Tally the lines in the rows below that contain the string "results", and reply with only the number.

--- MATERIAL SUPPLIED ---

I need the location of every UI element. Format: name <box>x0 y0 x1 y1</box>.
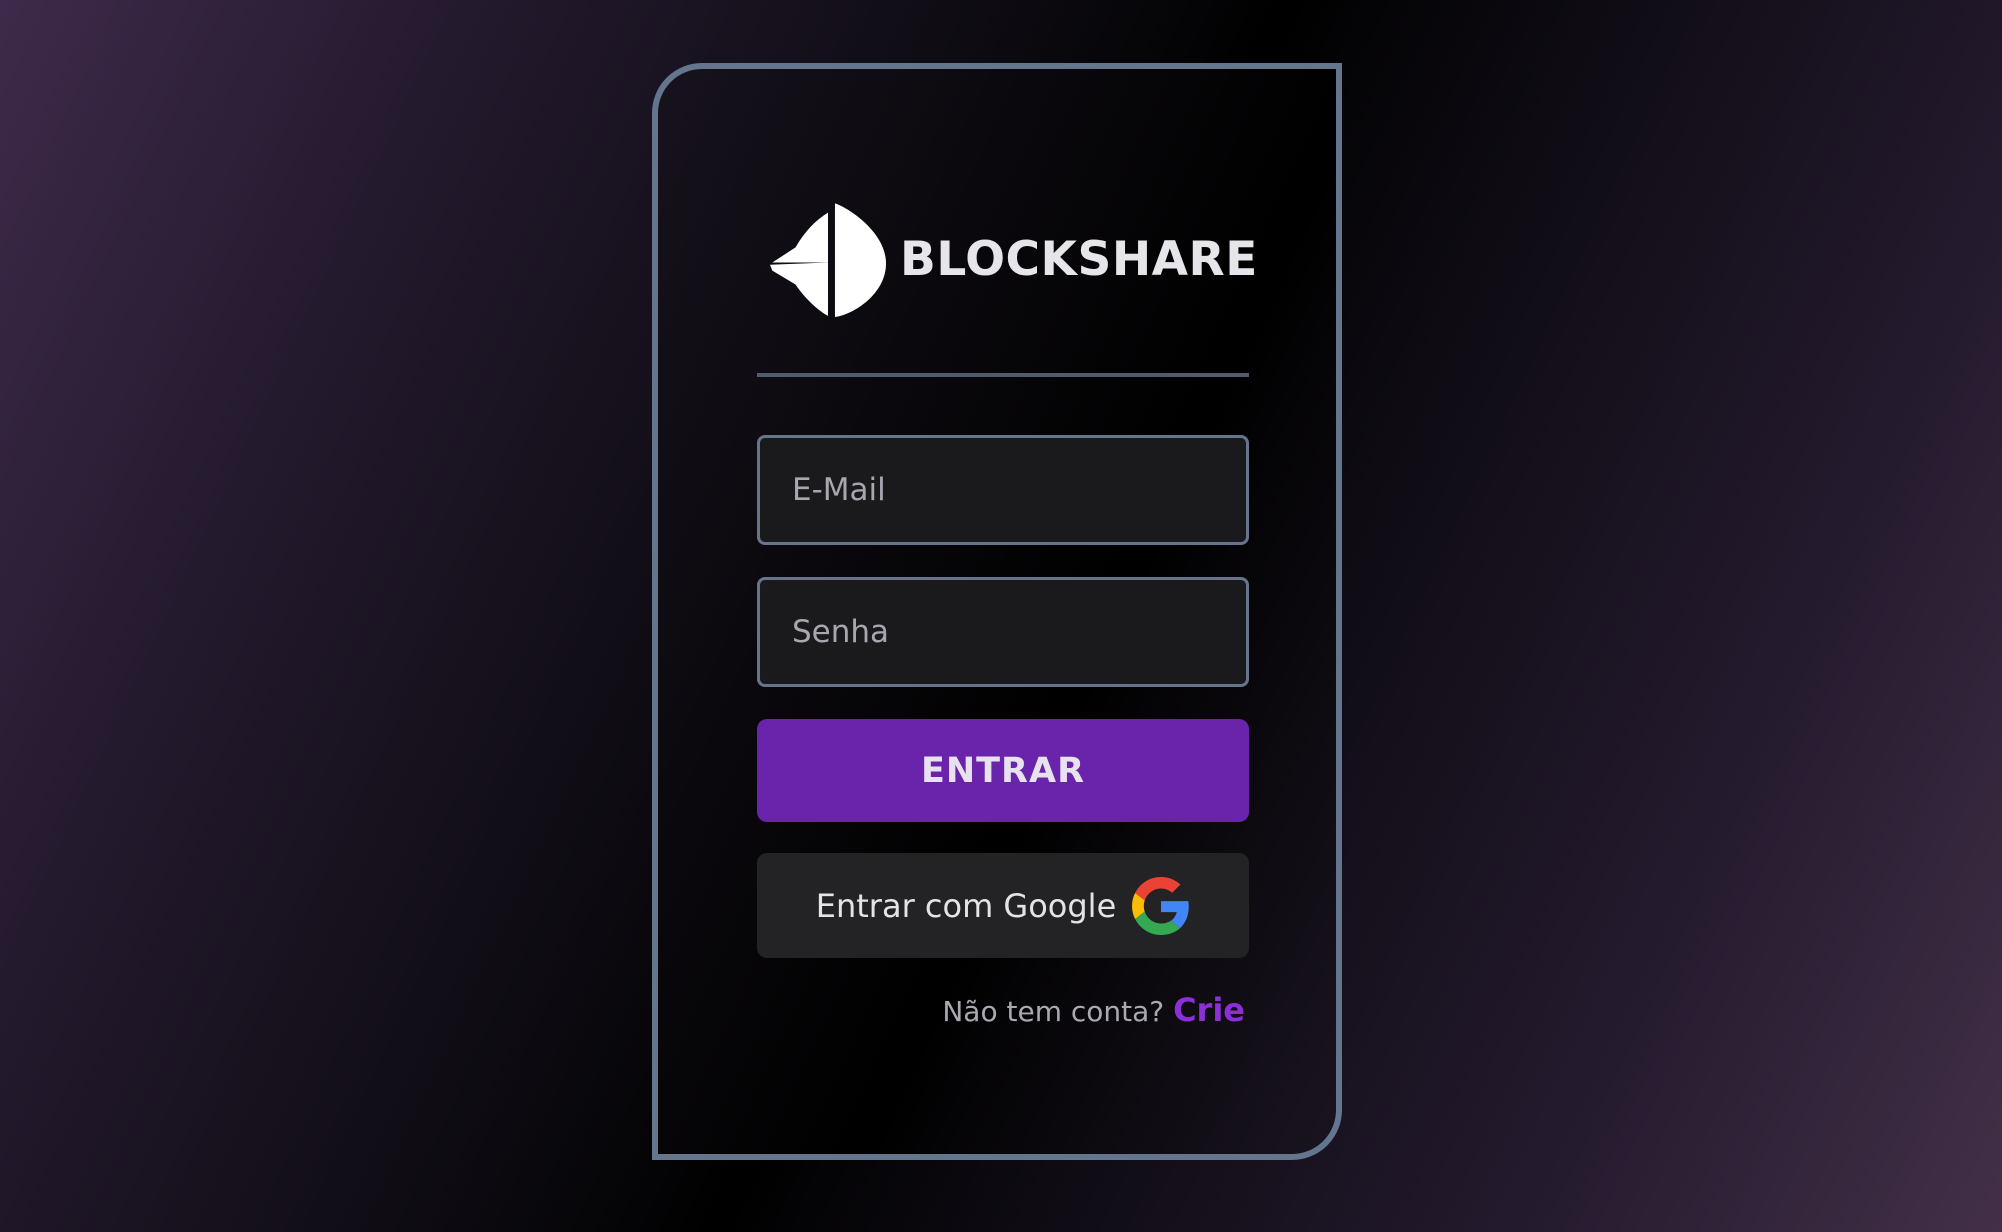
login-button[interactable]: ENTRAR <box>757 719 1249 822</box>
sail-logo-icon <box>770 203 886 317</box>
password-field[interactable] <box>757 577 1249 687</box>
google-login-label: Entrar com Google <box>815 886 1117 925</box>
signup-link[interactable]: Crie <box>1173 991 1245 1029</box>
signup-prompt: Não tem conta? Crie <box>942 991 1245 1029</box>
google-icon <box>1132 876 1190 935</box>
google-login-button[interactable]: Entrar com Google <box>757 853 1249 958</box>
login-card: BLOCKSHARE ENTRAR Entrar com Google Não … <box>652 63 1342 1160</box>
brand-name: BLOCKSHARE <box>900 231 1258 287</box>
divider <box>757 373 1249 377</box>
brand-header: BLOCKSHARE <box>770 199 1258 319</box>
signup-text: Não tem conta? <box>942 995 1165 1028</box>
email-field[interactable] <box>757 435 1249 545</box>
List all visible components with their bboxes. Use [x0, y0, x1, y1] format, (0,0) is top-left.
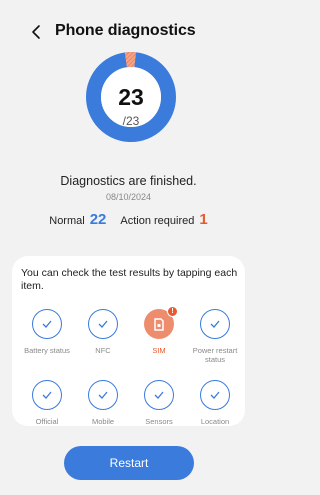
- checkmark-icon: [200, 380, 230, 410]
- result-item-sensors[interactable]: Sensors: [129, 380, 189, 426]
- result-item-label: Power restart status: [192, 346, 238, 364]
- total-count: /23: [122, 114, 140, 128]
- result-item-label: Battery status: [24, 346, 70, 355]
- result-item-battery-status[interactable]: Battery status: [17, 309, 77, 355]
- result-item-sim[interactable]: ! SIM: [129, 306, 189, 355]
- passed-count: 23: [118, 84, 144, 110]
- checkmark-icon: [88, 309, 118, 339]
- checkmark-icon: [32, 380, 62, 410]
- result-item-mobile[interactable]: Mobile: [73, 380, 133, 426]
- status-text: Diagnostics are finished.: [60, 174, 197, 188]
- chevron-left-icon[interactable]: [31, 24, 43, 40]
- result-item-official[interactable]: Official: [17, 380, 77, 426]
- action-required-count: 1: [199, 211, 208, 228]
- result-item-power-restart-status[interactable]: Power restart status: [185, 309, 245, 364]
- normal-count: 22: [89, 211, 107, 228]
- checkmark-icon: [88, 380, 118, 410]
- checkmark-icon: [32, 309, 62, 339]
- result-item-label: NFC: [95, 346, 111, 355]
- results-intro: You can check the test results by tappin…: [21, 267, 238, 292]
- diagnostics-date: 08/10/2024: [105, 192, 152, 202]
- checkmark-icon: [200, 309, 230, 339]
- progress-ring: 23 /23: [84, 50, 178, 144]
- exclamation-icon: !: [167, 306, 178, 317]
- checkmark-icon: [144, 380, 174, 410]
- results-card: You can check the test results by tappin…: [12, 256, 245, 426]
- restart-button[interactable]: Restart: [64, 446, 194, 480]
- result-counts: Normal 22 Action required 1: [0, 211, 257, 228]
- result-item-location[interactable]: Location: [185, 380, 245, 426]
- header: Phone diagnostics: [0, 18, 257, 46]
- normal-label: Normal: [49, 215, 85, 227]
- sim-card-icon: !: [144, 306, 178, 339]
- result-item-nfc[interactable]: NFC: [73, 309, 133, 355]
- page-title: Phone diagnostics: [55, 22, 196, 39]
- action-required-label: Action required: [120, 215, 195, 227]
- result-item-label: SIM: [152, 346, 166, 355]
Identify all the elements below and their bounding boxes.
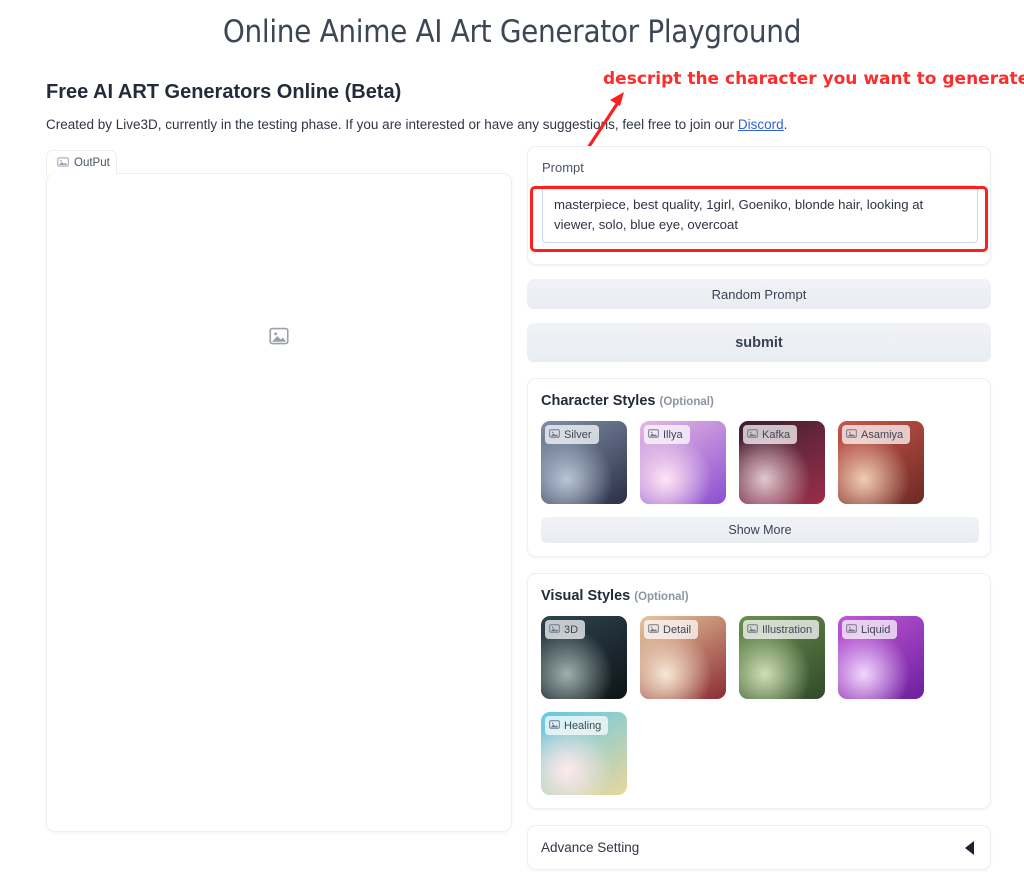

---

**TASK ANSWER**
2